GOAL: Reproduce the data from the line with "y-tick-label: 0 xyxy=(67,531,76,547)" to the line with "y-tick-label: 1.2 xyxy=(54,50,76,66)", swapping "legend-label" for "legend-entry" and leaving everything else unchanged.

RECORDS SUPPLIED:
━━━━━━━━━━━━━━━━

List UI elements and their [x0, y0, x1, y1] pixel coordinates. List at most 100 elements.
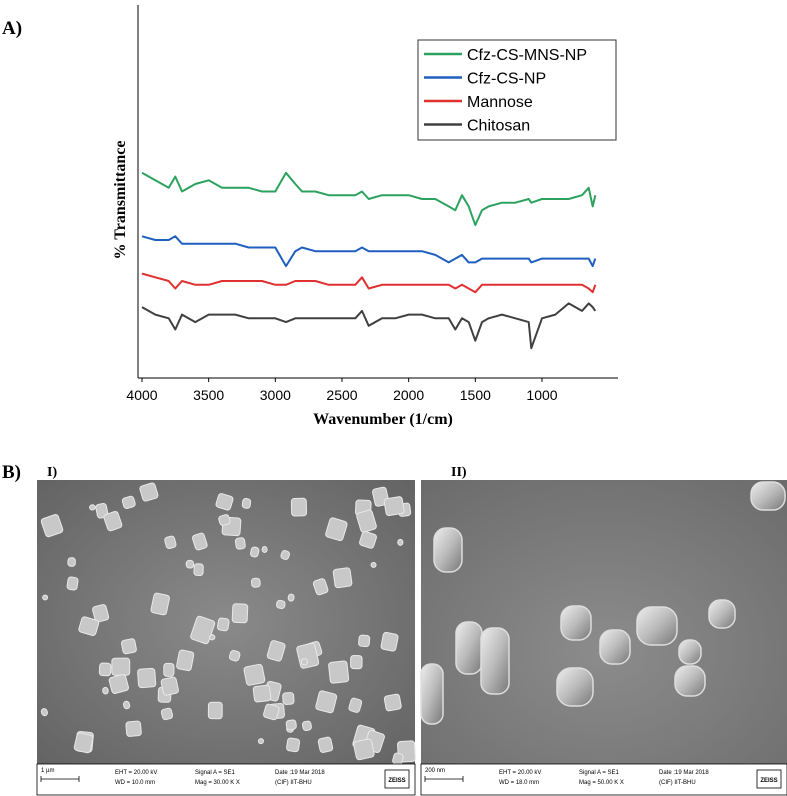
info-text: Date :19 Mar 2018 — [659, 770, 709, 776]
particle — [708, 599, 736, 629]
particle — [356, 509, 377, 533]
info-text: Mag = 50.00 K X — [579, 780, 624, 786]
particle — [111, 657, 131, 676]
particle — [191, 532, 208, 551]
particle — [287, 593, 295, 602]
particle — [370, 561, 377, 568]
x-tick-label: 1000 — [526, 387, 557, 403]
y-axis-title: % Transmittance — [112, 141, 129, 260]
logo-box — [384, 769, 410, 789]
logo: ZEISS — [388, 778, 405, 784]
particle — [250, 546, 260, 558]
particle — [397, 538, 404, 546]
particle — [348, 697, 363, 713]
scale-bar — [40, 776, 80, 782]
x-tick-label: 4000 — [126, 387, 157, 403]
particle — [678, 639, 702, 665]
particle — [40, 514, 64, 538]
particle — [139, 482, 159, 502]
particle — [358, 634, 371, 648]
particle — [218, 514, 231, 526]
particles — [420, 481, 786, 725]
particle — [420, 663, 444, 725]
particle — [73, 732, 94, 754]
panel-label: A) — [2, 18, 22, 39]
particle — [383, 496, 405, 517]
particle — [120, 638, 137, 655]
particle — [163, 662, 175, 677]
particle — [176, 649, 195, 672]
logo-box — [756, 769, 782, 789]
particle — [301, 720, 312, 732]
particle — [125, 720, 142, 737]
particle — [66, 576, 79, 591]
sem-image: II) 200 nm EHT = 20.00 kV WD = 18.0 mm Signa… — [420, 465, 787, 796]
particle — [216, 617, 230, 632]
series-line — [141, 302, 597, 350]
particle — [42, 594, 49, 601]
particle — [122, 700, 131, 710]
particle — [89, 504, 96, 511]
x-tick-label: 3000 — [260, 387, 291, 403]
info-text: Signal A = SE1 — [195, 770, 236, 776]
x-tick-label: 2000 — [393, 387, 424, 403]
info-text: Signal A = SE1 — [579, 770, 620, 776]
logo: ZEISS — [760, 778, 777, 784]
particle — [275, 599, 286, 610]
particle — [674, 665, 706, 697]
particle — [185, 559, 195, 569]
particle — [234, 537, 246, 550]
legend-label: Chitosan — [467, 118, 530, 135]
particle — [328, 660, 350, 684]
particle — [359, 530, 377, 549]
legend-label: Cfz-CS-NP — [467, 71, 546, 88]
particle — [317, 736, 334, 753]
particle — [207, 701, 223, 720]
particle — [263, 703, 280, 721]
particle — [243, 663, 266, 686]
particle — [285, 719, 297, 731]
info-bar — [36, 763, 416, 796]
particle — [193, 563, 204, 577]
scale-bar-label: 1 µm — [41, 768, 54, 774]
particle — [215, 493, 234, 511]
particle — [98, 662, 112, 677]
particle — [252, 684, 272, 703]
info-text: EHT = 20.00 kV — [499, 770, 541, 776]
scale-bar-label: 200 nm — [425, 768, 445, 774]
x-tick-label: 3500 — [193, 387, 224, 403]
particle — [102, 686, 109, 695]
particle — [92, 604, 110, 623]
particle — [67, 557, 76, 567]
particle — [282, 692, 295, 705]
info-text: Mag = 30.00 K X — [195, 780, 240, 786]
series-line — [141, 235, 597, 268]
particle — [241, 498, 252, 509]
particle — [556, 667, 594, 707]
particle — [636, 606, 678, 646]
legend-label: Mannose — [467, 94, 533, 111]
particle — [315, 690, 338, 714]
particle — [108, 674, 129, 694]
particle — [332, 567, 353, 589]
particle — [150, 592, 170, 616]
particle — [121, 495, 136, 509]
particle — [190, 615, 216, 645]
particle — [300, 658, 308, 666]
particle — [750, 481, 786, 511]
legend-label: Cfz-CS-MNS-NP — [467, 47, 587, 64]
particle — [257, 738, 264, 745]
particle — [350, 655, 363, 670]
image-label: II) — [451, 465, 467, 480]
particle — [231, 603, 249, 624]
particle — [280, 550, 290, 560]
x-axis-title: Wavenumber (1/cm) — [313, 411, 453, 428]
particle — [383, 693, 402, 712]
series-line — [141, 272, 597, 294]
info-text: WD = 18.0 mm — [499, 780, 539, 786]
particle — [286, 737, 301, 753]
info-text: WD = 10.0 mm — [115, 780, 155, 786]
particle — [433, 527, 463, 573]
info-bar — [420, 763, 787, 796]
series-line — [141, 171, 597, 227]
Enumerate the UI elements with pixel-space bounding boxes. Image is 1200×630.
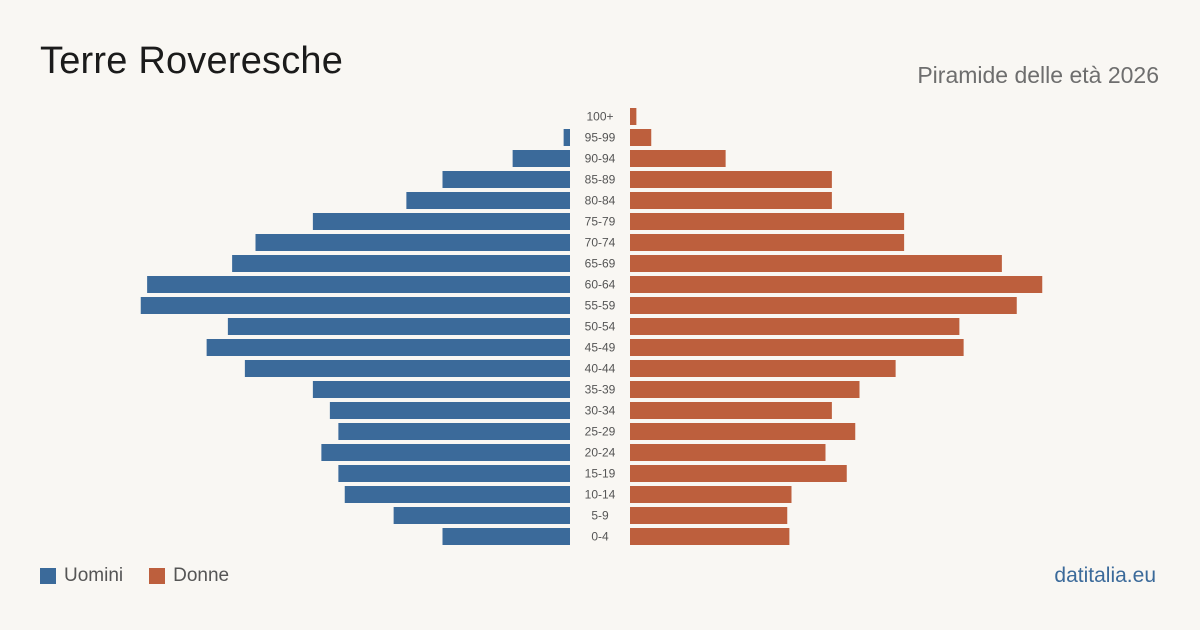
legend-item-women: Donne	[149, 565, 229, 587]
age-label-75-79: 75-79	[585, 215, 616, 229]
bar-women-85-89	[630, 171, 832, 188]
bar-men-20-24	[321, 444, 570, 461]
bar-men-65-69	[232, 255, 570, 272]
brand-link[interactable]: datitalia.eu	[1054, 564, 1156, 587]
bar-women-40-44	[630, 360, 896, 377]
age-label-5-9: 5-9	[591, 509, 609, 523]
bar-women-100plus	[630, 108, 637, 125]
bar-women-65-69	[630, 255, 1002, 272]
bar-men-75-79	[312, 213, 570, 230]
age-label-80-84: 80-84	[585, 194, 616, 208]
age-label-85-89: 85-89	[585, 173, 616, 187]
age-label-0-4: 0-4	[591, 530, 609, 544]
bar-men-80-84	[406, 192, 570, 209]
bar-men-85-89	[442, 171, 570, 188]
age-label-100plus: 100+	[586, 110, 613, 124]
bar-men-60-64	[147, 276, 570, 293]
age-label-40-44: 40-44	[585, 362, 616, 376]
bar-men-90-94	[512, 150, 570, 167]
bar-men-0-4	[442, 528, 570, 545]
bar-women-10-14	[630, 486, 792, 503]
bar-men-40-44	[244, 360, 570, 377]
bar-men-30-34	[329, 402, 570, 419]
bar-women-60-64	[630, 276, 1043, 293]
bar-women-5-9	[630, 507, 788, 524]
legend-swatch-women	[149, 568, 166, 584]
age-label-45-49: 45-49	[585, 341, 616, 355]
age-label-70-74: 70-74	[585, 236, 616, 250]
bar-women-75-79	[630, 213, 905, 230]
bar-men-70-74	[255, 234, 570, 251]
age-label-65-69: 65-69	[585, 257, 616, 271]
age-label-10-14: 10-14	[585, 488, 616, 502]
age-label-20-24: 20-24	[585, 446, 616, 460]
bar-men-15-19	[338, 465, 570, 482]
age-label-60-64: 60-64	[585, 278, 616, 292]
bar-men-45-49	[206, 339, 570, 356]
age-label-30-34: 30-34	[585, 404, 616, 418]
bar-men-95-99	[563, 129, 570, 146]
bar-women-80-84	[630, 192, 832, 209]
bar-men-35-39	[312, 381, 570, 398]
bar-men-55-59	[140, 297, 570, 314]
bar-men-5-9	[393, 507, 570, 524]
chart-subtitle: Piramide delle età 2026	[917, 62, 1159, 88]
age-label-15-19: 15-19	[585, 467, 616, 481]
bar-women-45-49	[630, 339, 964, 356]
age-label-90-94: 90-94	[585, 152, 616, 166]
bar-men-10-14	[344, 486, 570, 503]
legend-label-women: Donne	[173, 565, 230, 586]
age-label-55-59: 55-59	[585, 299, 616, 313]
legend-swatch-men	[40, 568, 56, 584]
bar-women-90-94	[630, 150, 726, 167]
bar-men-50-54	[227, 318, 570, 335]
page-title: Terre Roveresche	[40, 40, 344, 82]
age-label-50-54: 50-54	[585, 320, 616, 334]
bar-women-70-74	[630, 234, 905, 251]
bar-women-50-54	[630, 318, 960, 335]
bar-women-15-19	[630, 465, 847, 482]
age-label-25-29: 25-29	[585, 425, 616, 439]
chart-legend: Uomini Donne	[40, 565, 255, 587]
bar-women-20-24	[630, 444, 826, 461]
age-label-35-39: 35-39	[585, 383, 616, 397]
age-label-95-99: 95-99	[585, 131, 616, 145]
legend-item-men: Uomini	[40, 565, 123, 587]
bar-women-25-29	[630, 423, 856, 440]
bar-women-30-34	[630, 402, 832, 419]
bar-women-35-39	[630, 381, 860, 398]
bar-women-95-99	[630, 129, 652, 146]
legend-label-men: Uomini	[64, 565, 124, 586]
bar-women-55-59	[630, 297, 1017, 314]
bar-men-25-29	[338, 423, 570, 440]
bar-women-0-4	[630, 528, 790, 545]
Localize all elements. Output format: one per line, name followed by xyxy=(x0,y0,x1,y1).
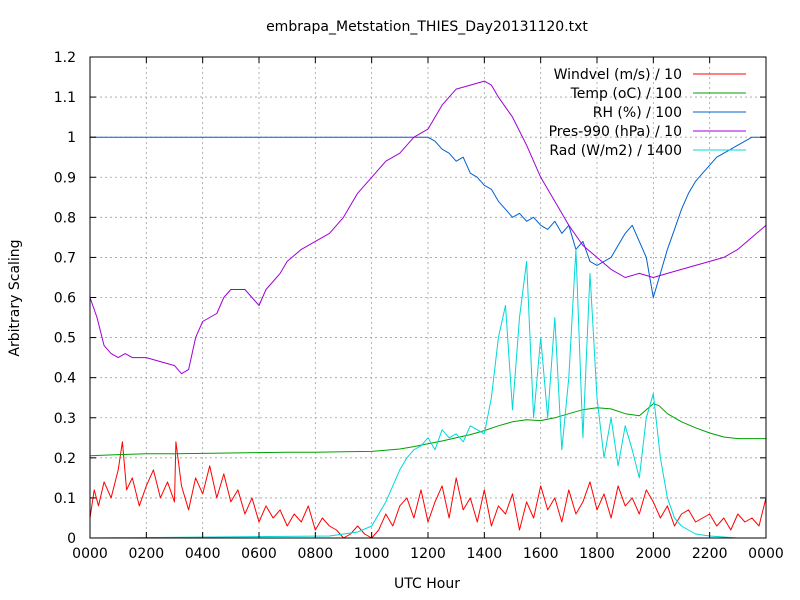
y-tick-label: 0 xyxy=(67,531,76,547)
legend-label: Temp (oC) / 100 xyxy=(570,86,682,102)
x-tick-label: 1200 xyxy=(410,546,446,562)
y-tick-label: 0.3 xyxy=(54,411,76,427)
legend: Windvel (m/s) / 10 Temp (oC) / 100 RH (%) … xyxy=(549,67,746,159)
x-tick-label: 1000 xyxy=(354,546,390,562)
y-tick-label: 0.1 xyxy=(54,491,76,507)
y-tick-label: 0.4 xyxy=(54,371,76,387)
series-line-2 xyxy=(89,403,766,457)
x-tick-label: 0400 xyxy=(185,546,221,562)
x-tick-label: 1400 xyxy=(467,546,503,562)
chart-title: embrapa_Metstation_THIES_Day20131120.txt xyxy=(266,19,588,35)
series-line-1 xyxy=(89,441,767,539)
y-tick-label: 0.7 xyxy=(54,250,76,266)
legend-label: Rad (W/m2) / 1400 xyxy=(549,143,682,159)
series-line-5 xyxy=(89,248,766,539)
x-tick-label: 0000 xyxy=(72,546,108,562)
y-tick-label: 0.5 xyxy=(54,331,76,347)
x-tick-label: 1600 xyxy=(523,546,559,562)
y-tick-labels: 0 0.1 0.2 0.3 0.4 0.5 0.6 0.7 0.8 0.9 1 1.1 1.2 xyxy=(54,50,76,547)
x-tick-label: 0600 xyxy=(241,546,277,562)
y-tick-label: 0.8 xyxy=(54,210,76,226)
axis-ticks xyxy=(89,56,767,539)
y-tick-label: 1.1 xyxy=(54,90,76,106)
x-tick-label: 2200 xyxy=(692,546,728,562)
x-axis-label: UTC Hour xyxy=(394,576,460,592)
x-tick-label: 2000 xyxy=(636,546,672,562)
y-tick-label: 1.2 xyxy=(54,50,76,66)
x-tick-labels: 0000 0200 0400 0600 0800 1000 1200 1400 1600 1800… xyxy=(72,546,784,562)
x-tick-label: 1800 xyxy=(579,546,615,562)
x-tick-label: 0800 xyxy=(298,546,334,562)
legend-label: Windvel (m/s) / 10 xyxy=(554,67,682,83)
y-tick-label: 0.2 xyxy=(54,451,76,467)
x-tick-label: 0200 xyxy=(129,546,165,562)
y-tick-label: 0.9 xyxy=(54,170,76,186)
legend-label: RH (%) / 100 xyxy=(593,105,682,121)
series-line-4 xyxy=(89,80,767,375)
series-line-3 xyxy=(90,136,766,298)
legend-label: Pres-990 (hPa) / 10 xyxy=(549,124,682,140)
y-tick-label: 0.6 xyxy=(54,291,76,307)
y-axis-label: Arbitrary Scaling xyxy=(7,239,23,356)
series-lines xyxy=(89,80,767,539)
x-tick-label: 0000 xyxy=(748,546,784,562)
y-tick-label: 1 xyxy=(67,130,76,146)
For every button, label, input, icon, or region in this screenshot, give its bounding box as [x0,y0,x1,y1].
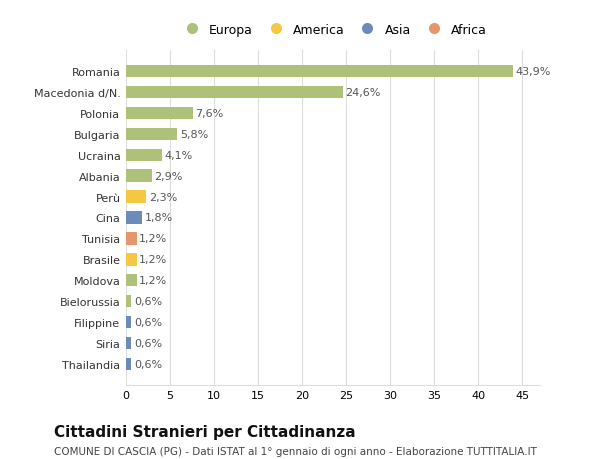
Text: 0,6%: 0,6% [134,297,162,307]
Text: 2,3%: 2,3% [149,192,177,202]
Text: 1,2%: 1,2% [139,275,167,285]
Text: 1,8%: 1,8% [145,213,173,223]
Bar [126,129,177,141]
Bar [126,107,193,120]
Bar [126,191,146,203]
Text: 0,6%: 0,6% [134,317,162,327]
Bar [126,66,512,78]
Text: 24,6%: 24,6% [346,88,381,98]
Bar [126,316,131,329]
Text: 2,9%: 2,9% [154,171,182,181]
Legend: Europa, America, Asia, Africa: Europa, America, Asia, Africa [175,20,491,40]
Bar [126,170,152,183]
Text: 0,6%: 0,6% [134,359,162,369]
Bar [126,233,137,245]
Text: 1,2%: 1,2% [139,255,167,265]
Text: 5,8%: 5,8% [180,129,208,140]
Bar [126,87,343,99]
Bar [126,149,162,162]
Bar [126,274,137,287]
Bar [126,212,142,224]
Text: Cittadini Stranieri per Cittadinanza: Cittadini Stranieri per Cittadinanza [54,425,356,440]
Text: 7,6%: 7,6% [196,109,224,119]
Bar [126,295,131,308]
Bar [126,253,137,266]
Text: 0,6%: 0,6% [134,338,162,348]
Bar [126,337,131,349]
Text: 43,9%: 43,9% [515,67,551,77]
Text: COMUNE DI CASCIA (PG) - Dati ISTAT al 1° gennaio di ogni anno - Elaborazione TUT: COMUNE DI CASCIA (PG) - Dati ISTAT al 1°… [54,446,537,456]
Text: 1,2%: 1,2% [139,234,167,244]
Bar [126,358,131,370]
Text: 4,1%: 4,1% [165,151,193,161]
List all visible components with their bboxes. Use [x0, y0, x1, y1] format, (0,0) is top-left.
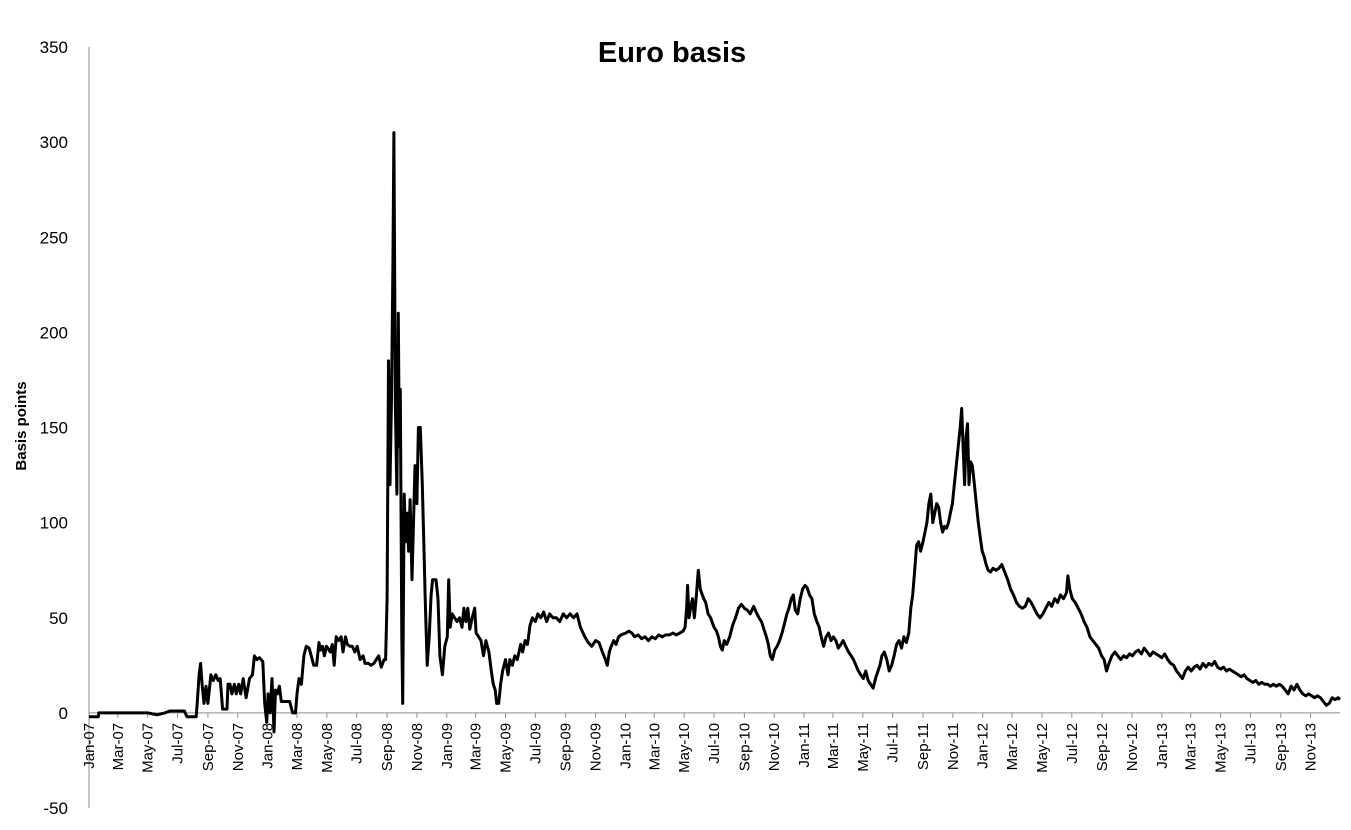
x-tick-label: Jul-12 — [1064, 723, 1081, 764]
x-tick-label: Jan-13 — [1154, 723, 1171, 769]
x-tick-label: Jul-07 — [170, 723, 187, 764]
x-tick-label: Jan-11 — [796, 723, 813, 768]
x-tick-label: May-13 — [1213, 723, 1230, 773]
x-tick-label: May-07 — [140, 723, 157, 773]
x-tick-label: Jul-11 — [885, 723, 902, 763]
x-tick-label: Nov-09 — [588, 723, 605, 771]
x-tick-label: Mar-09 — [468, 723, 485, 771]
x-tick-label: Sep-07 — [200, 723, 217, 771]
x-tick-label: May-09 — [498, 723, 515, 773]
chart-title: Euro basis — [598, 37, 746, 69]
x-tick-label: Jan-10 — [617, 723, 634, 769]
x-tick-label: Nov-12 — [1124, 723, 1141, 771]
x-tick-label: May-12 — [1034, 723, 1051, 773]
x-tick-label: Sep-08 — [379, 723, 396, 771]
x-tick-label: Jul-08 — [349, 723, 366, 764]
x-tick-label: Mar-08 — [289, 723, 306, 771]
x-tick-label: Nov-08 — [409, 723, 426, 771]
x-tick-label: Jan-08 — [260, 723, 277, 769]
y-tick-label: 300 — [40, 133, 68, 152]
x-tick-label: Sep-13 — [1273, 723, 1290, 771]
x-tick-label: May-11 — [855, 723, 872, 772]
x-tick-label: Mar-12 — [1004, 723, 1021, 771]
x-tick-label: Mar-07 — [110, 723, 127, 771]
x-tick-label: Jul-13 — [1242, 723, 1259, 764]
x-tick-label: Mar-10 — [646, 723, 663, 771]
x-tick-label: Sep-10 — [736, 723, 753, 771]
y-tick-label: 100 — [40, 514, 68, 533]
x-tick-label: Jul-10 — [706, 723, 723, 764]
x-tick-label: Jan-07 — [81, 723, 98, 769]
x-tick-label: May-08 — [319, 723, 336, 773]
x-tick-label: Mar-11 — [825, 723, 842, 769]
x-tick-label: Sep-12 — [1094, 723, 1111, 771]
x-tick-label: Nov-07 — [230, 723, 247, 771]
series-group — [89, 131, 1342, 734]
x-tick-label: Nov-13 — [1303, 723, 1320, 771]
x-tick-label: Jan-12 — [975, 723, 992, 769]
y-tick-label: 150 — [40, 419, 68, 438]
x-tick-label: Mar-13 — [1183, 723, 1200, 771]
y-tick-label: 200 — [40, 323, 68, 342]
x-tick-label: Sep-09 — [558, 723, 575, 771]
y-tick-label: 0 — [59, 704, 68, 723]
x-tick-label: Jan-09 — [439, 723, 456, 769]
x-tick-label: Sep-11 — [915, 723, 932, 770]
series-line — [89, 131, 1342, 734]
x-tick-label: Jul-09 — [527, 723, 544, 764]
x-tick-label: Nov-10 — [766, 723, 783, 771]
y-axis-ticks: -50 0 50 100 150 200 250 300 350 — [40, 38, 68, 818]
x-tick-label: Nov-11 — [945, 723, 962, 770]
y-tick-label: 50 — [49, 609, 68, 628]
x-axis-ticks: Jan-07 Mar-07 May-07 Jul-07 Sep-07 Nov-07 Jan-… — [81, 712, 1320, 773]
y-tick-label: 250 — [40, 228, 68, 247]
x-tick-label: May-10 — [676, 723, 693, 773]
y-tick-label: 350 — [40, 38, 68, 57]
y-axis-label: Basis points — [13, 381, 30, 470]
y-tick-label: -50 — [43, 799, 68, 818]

━━━━━━━━━━━━━━━━

COMPLETE OUTPUT:
y-tick-label: 0 xyxy=(67,531,76,547)
legend-entry: Temp (oC) / 100 xyxy=(570,86,682,102)
x-tick-label: 1200 xyxy=(410,546,446,562)
y-tick-label: 0.3 xyxy=(54,411,76,427)
legend: Windvel (m/s) / 10 Temp (oC) / 100 RH (%) … xyxy=(549,67,746,159)
x-tick-label: 1000 xyxy=(354,546,390,562)
y-tick-label: 0.1 xyxy=(54,491,76,507)
y-tick-label: 0.4 xyxy=(54,371,76,387)
series-line-2 xyxy=(89,403,766,457)
x-tick-label: 0400 xyxy=(185,546,221,562)
x-tick-label: 1400 xyxy=(467,546,503,562)
chart-title: embrapa_Metstation_THIES_Day20131120.txt xyxy=(266,19,588,35)
series-line-1 xyxy=(89,441,767,539)
y-tick-label: 0.7 xyxy=(54,250,76,266)
legend-entry: Rad (W/m2) / 1400 xyxy=(549,143,682,159)
series-line-5 xyxy=(89,248,766,539)
x-tick-label: 0000 xyxy=(72,546,108,562)
y-tick-label: 0.5 xyxy=(54,331,76,347)
x-tick-label: 1600 xyxy=(523,546,559,562)
y-tick-labels: 0 0.1 0.2 0.3 0.4 0.5 0.6 0.7 0.8 0.9 1 1.1 1.2 xyxy=(54,50,76,547)
x-tick-label: 0600 xyxy=(241,546,277,562)
y-tick-label: 0.8 xyxy=(54,210,76,226)
axis-ticks xyxy=(89,56,767,539)
y-tick-label: 1.1 xyxy=(54,90,76,106)
x-tick-label: 2200 xyxy=(692,546,728,562)
x-axis-label: UTC Hour xyxy=(394,576,460,592)
x-tick-label: 2000 xyxy=(636,546,672,562)
y-tick-label: 1.2 xyxy=(54,50,76,66)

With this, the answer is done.